Dataset excerpts:

---*---

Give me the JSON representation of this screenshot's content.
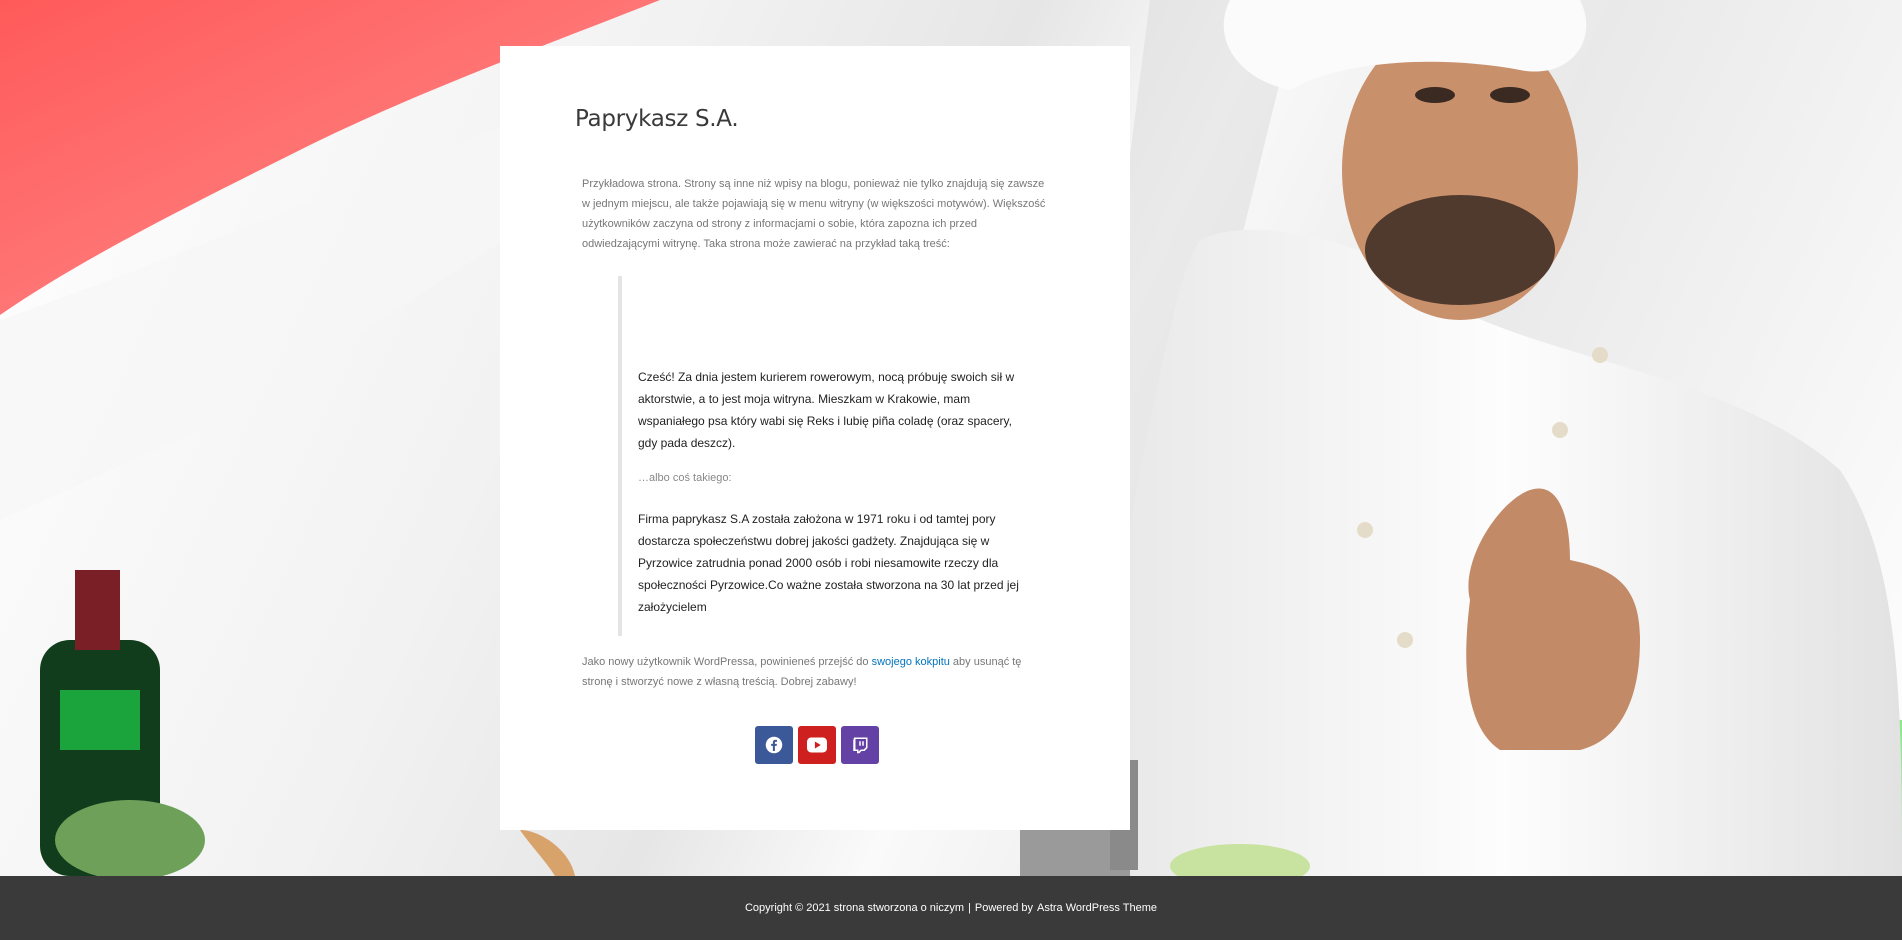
{
  "site": {
    "title": "Paprykasz S.A."
  },
  "content": {
    "intro": "Przykładowa strona. Strony są inne niż wpisy na blogu, ponieważ nie tylko znajdują się zawsze w jednym miejscu, ale także pojawiają się w menu witryny (w większości motywów). Większość użytkowników zaczyna od strony z informacjami o sobie, która zapozna ich przed odwiedzającymi witrynę. Taka strona może zawierać na przykład taką treść:",
    "quote": {
      "p1": "Cześć! Za dnia jestem kurierem rowerowym, nocą próbuję swoich sił w aktorstwie, a to jest moja witryna. Mieszkam w Krakowie, mam wspaniałego psa który wabi się Reks i lubię piña coladę (oraz spacery, gdy pada deszcz).",
      "p2": "…albo coś takiego:",
      "p3": "Firma paprykasz S.A została założona w 1971 roku i od tamtej pory dostarcza społeczeństwu dobrej jakości gadżety. Znajdująca się w Pyrzowice zatrudnia ponad 2000 osób i robi niesamowite rzeczy dla społeczności Pyrzowice.Co ważne została stworzona na 30 lat przed jej założycielem"
    },
    "outro_before": "Jako nowy użytkownik WordPressa, powinieneś przejść do ",
    "outro_link": "swojego kokpitu",
    "outro_after": " aby usunąć tę stronę i stworzyć nowe z własną treścią. Dobrej zabawy!"
  },
  "social": [
    {
      "icon": "facebook-icon",
      "color": "#3b5998"
    },
    {
      "icon": "youtube-icon",
      "color": "#cd201f"
    },
    {
      "icon": "twitch-icon",
      "color": "#6441a5"
    }
  ],
  "footer": {
    "copyright": "Copyright © 2021 strona stworzona o niczym",
    "separator": "|",
    "powered": "Powered by",
    "theme": "Astra WordPress Theme"
  },
  "colors": {
    "footer_bg": "#3a3a3a",
    "link": "#0274be",
    "flag_red": "#ff6b6b",
    "flag_green": "#7ee37e"
  }
}
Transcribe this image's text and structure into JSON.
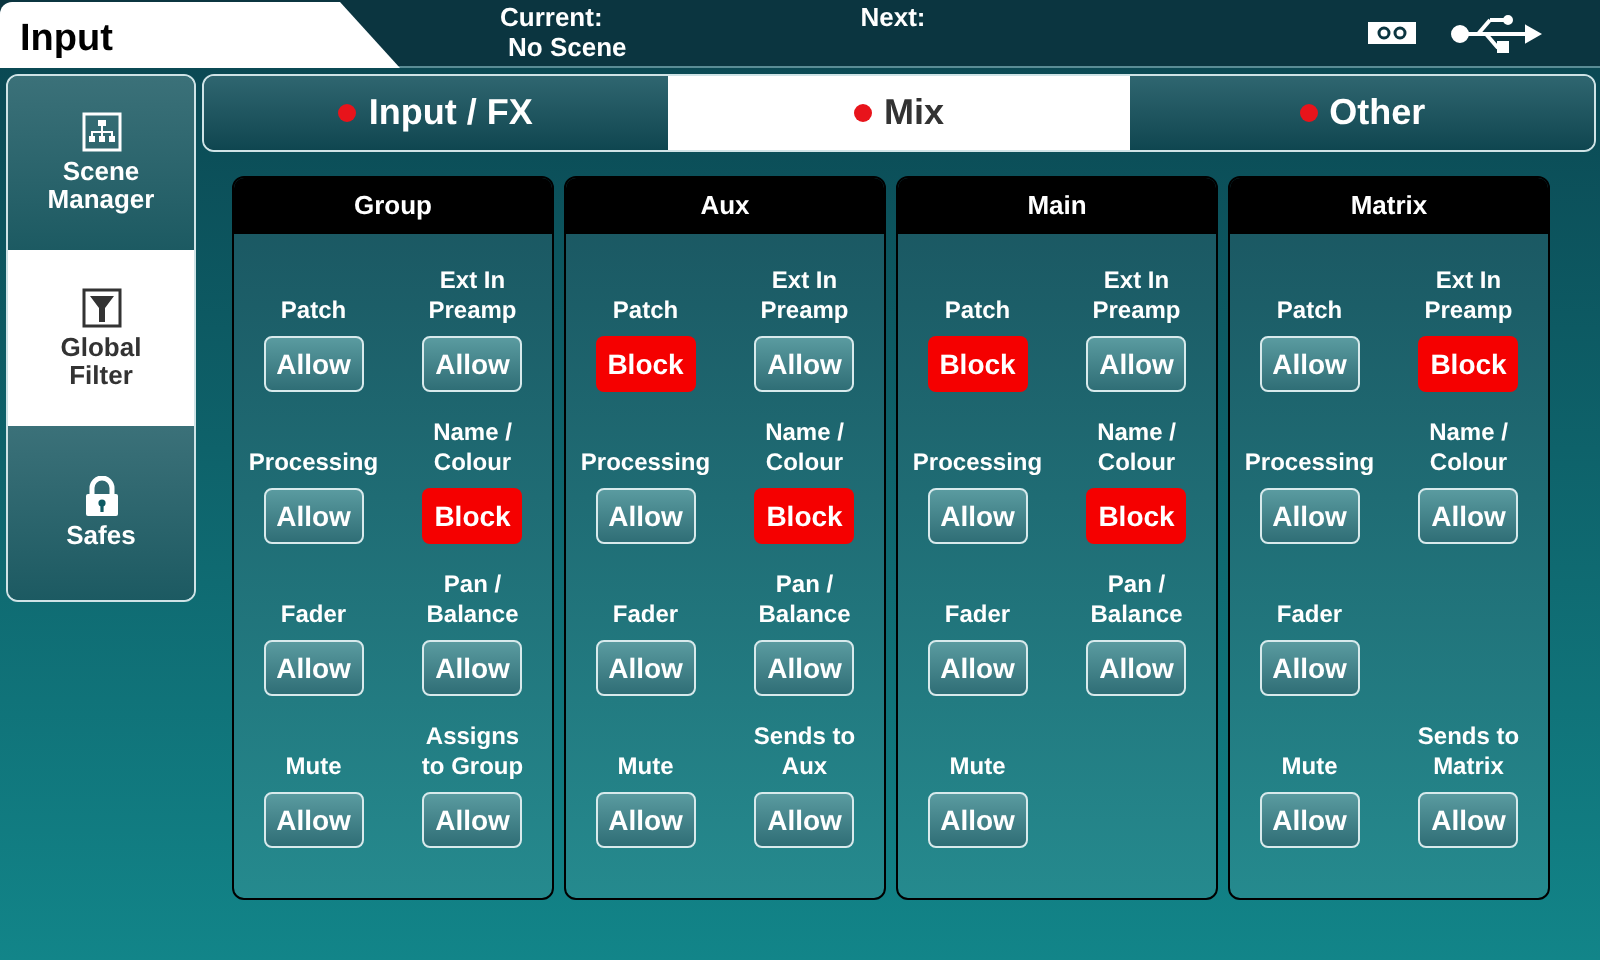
{
  "header": {
    "title": "Input",
    "current_label": "Current:",
    "current_value": "No Scene",
    "next_label": "Next:"
  },
  "sidebar": {
    "items": [
      {
        "label": "Scene Manager",
        "kind": "network",
        "selected": false
      },
      {
        "label": "Global Filter",
        "kind": "filter",
        "selected": true
      },
      {
        "label": "Safes",
        "kind": "lock",
        "selected": false
      }
    ]
  },
  "tabs": [
    {
      "label": "Input / FX",
      "selected": false
    },
    {
      "label": "Mix",
      "selected": true
    },
    {
      "label": "Other",
      "selected": false
    }
  ],
  "panels": [
    {
      "title": "Group",
      "cells": [
        {
          "kind": "toggle",
          "label": "Patch",
          "value": "Allow",
          "blocked": false
        },
        {
          "kind": "toggle",
          "label": "Ext In\nPreamp",
          "value": "Allow",
          "blocked": false
        },
        {
          "kind": "toggle",
          "label": "Processing",
          "value": "Allow",
          "blocked": false
        },
        {
          "kind": "toggle",
          "label": "Name /\nColour",
          "value": "Block",
          "blocked": true
        },
        {
          "kind": "toggle",
          "label": "Fader",
          "value": "Allow",
          "blocked": false
        },
        {
          "kind": "toggle",
          "label": "Pan /\nBalance",
          "value": "Allow",
          "blocked": false
        },
        {
          "kind": "toggle",
          "label": "Mute",
          "value": "Allow",
          "blocked": false
        },
        {
          "kind": "toggle",
          "label": "Assigns\nto Group",
          "value": "Allow",
          "blocked": false
        }
      ]
    },
    {
      "title": "Aux",
      "cells": [
        {
          "kind": "toggle",
          "label": "Patch",
          "value": "Block",
          "blocked": true
        },
        {
          "kind": "toggle",
          "label": "Ext In\nPreamp",
          "value": "Allow",
          "blocked": false
        },
        {
          "kind": "toggle",
          "label": "Processing",
          "value": "Allow",
          "blocked": false
        },
        {
          "kind": "toggle",
          "label": "Name /\nColour",
          "value": "Block",
          "blocked": true
        },
        {
          "kind": "toggle",
          "label": "Fader",
          "value": "Allow",
          "blocked": false
        },
        {
          "kind": "toggle",
          "label": "Pan /\nBalance",
          "value": "Allow",
          "blocked": false
        },
        {
          "kind": "toggle",
          "label": "Mute",
          "value": "Allow",
          "blocked": false
        },
        {
          "kind": "toggle",
          "label": "Sends to\nAux",
          "value": "Allow",
          "blocked": false
        }
      ]
    },
    {
      "title": "Main",
      "cells": [
        {
          "kind": "toggle",
          "label": "Patch",
          "value": "Block",
          "blocked": true
        },
        {
          "kind": "toggle",
          "label": "Ext In\nPreamp",
          "value": "Allow",
          "blocked": false
        },
        {
          "kind": "toggle",
          "label": "Processing",
          "value": "Allow",
          "blocked": false
        },
        {
          "kind": "toggle",
          "label": "Name /\nColour",
          "value": "Block",
          "blocked": true
        },
        {
          "kind": "toggle",
          "label": "Fader",
          "value": "Allow",
          "blocked": false
        },
        {
          "kind": "toggle",
          "label": "Pan /\nBalance",
          "value": "Allow",
          "blocked": false
        },
        {
          "kind": "toggle",
          "label": "Mute",
          "value": "Allow",
          "blocked": false
        },
        {
          "kind": "blank"
        }
      ]
    },
    {
      "title": "Matrix",
      "cells": [
        {
          "kind": "toggle",
          "label": "Patch",
          "value": "Allow",
          "blocked": false
        },
        {
          "kind": "toggle",
          "label": "Ext In\nPreamp",
          "value": "Block",
          "blocked": true
        },
        {
          "kind": "toggle",
          "label": "Processing",
          "value": "Allow",
          "blocked": false
        },
        {
          "kind": "toggle",
          "label": "Name /\nColour",
          "value": "Allow",
          "blocked": false
        },
        {
          "kind": "toggle",
          "label": "Fader",
          "value": "Allow",
          "blocked": false
        },
        {
          "kind": "blank"
        },
        {
          "kind": "toggle",
          "label": "Mute",
          "value": "Allow",
          "blocked": false
        },
        {
          "kind": "toggle",
          "label": "Sends to\nMatrix",
          "value": "Allow",
          "blocked": false
        }
      ]
    }
  ]
}
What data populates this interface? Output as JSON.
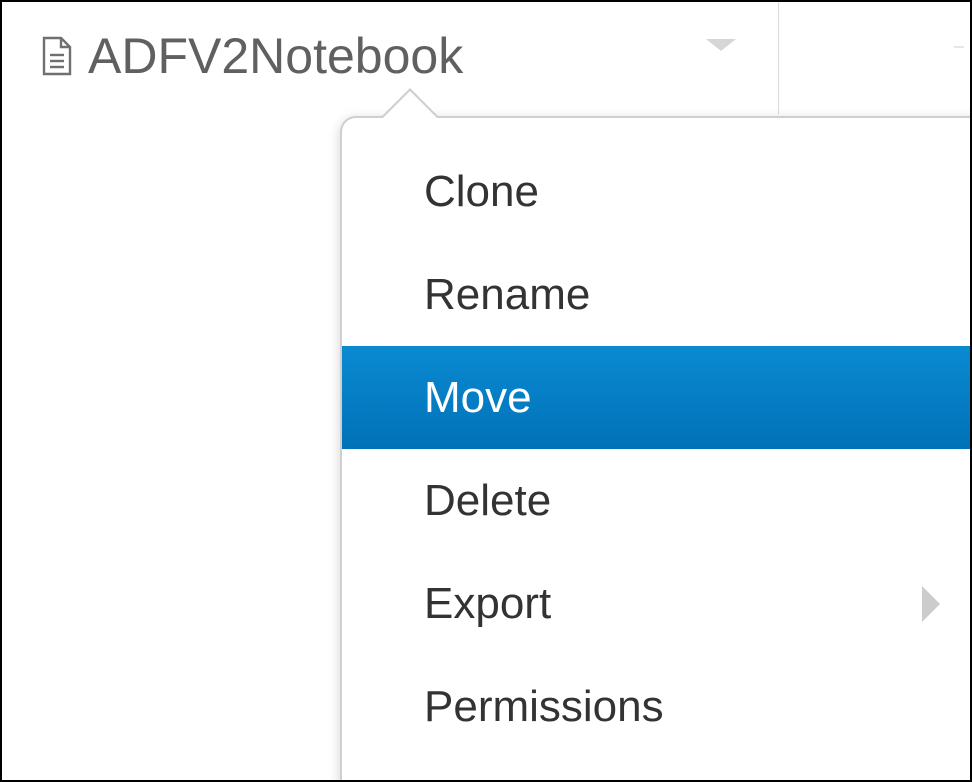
{
  "notebook": {
    "name": "ADFV2Notebook",
    "icon": "document-icon"
  },
  "menu": {
    "items": [
      {
        "label": "Clone",
        "active": false,
        "has_submenu": false
      },
      {
        "label": "Rename",
        "active": false,
        "has_submenu": false
      },
      {
        "label": "Move",
        "active": true,
        "has_submenu": false
      },
      {
        "label": "Delete",
        "active": false,
        "has_submenu": false
      },
      {
        "label": "Export",
        "active": false,
        "has_submenu": true
      },
      {
        "label": "Permissions",
        "active": false,
        "has_submenu": false
      }
    ]
  },
  "colors": {
    "highlight_top": "#0a8ad2",
    "highlight_bottom": "#0072b8",
    "text": "#333333",
    "title_text": "#606060"
  }
}
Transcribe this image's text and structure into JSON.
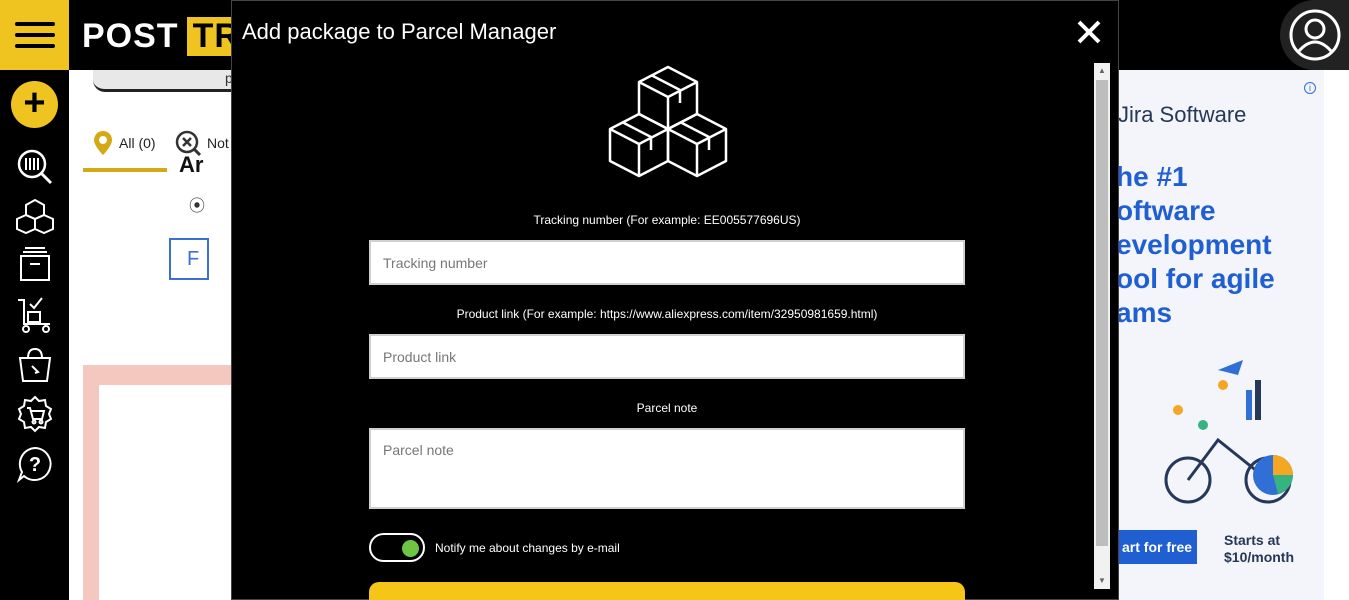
{
  "header": {
    "logo_text_white": "POST",
    "logo_text_yellow": "TR",
    "menu_icon": "hamburger-icon",
    "user_icon": "user-avatar-icon"
  },
  "sidebar": {
    "add_icon": "plus-icon",
    "add_label": "+",
    "items": [
      {
        "icon": "barcode-search-icon"
      },
      {
        "icon": "boxes-icon"
      },
      {
        "icon": "archive-icon"
      },
      {
        "icon": "delivery-truck-icon"
      },
      {
        "icon": "shopping-bag-icon"
      },
      {
        "icon": "shopping-cart-icon"
      },
      {
        "icon": "help-icon"
      }
    ]
  },
  "background_page": {
    "pill_text": "p",
    "filters": [
      {
        "label": "All (0)",
        "icon": "location-pin-icon",
        "active": true
      },
      {
        "label": "Not",
        "icon": "not-found-icon",
        "active": false
      }
    ],
    "card_title": "Ar",
    "card_radio": "⦿",
    "card_button": "F"
  },
  "ad": {
    "brand": "Jira Software",
    "headline_lines": [
      "he #1",
      "oftware",
      "evelopment",
      "ool for agile",
      "ams"
    ],
    "cta": "art for free",
    "price_line1": "Starts at",
    "price_line2": "$10/month",
    "info_icon": "info-icon"
  },
  "modal": {
    "title": "Add package to Parcel Manager",
    "close_icon": "close-icon",
    "hero_icon": "boxes-icon",
    "tracking": {
      "label": "Tracking number (For example: EE005577696US)",
      "placeholder": "Tracking number",
      "value": ""
    },
    "product": {
      "label": "Product link (For example: https://www.aliexpress.com/item/32950981659.html)",
      "placeholder": "Product link",
      "value": ""
    },
    "note": {
      "label": "Parcel note",
      "placeholder": "Parcel note",
      "value": ""
    },
    "notify": {
      "label": "Notify me about changes by e-mail",
      "checked": true
    }
  },
  "colors": {
    "brand_yellow": "#f0c420",
    "toggle_on": "#6cc644",
    "ad_blue": "#1f5fd1"
  }
}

---*---

Exercise brief:
Identify the lines of the data that contain the word "this". Copy each of them.

Task result:
Give me the JSON representation of this screenshot's content.
Transcribe this image's text and structure into JSON.
What data populates this interface? Output as JSON.
Transcribe this image's text and structure into JSON.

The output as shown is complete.